■ Request:
Transcribe the records below exactly as they appear, omitting any pictures.

Extracted data entries:
## begin

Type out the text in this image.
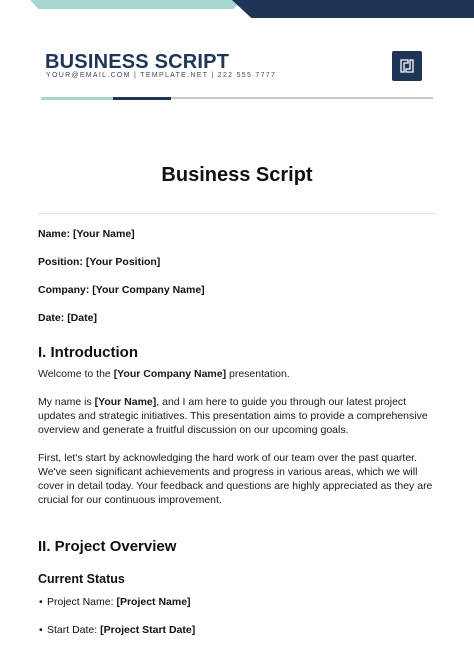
BUSINESS SCRIPT
YOUR@EMAIL.COM | TEMPLATE.NET | 222 555 7777
Business Script
Name: [Your Name]
Position: [Your Position]
Company: [Your Company Name]
Date: [Date]
I. Introduction

Welcome to the [Your Company Name] presentation.

My name is [Your Name], and I am here to guide you through our latest project updates and strategic initiatives. This presentation aims to provide a comprehensive overview and generate a fruitful discussion on our upcoming goals.

First, let's start by acknowledging the hard work of our team over the past quarter. We've seen significant achievements and progress in various areas, which we will cover in detail today. Your feedback and questions are highly appreciated as they are crucial for our continuous improvement.

II. Project Overview
Current Status
• Project Name: [Project Name]
• Start Date: [Project Start Date]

## end

■ Solution:
Type out the text in this image.
BUSINESS SCRIPT
YOUR@EMAIL.COM | TEMPLATE.NET | 222 555 7777
Business Script
Name: [Your Name]
Position: [Your Position]
Company: [Your Company Name]
Date: [Date]
I. Introduction

Welcome to the [Your Company Name] presentation.

My name is [Your Name], and I am here to guide you through our latest project updates and strategic initiatives. This presentation aims to provide a comprehensive overview and generate a fruitful discussion on our upcoming goals.

First, let's start by acknowledging the hard work of our team over the past quarter. We've seen significant achievements and progress in various areas, which we will cover in detail today. Your feedback and questions are highly appreciated as they are crucial for our continuous improvement.

II. Project Overview
Current Status
• Project Name: [Project Name]
• Start Date: [Project Start Date]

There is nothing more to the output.